* _RAW DATA_:
>>>

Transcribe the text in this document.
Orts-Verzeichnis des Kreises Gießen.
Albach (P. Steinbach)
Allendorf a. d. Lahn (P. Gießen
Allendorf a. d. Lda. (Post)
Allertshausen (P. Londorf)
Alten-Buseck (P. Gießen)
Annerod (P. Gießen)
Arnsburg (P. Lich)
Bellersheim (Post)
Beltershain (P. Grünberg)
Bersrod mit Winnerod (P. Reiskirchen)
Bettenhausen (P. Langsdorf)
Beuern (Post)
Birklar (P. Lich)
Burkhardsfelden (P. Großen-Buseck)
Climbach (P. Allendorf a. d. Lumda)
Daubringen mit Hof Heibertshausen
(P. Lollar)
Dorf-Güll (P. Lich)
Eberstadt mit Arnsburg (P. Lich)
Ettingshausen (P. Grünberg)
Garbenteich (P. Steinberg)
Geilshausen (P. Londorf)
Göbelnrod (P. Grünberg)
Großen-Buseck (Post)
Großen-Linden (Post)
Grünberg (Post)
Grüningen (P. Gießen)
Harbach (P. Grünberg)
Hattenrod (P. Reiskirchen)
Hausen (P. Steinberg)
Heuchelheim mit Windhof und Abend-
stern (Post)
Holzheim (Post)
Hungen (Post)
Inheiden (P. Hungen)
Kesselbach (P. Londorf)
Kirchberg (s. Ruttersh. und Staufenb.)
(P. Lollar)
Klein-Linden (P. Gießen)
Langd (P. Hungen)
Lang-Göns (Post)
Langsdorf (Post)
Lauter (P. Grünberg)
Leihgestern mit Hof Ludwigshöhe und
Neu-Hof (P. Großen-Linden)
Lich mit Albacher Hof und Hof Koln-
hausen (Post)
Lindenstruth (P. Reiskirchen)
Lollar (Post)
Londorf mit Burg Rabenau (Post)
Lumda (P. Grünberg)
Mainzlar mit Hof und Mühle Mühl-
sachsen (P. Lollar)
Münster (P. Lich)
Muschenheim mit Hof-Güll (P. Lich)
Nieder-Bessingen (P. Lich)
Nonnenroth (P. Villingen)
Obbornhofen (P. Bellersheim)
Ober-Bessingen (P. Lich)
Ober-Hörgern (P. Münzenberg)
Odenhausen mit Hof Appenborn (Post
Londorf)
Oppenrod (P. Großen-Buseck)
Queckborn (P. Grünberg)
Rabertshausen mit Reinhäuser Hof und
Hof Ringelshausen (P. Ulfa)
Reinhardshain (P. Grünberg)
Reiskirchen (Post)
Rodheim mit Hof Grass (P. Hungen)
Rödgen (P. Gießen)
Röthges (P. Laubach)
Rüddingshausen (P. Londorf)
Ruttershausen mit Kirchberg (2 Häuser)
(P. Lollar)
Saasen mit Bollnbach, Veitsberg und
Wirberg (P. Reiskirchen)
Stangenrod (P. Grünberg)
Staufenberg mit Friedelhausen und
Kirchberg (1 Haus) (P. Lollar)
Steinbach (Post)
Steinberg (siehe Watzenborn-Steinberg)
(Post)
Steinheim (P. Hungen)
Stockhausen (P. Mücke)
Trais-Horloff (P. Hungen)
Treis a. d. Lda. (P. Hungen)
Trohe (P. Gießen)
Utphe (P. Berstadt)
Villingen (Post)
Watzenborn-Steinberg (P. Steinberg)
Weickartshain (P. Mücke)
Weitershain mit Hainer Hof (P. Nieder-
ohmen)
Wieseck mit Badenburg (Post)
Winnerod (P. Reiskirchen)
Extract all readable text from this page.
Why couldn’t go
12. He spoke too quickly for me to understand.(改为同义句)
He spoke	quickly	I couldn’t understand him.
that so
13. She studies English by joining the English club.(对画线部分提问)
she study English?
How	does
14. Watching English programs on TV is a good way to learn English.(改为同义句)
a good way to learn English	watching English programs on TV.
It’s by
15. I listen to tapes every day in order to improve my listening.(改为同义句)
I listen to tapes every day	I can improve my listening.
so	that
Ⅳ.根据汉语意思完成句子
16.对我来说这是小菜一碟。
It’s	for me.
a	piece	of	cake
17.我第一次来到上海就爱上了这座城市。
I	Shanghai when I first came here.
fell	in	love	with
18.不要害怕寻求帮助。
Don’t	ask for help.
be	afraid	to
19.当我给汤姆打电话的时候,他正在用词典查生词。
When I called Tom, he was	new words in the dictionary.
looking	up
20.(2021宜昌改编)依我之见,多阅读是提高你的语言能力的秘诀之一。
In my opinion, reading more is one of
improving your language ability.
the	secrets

<<<

In the entries above, count every line containing the word "understand". Write only the total.

2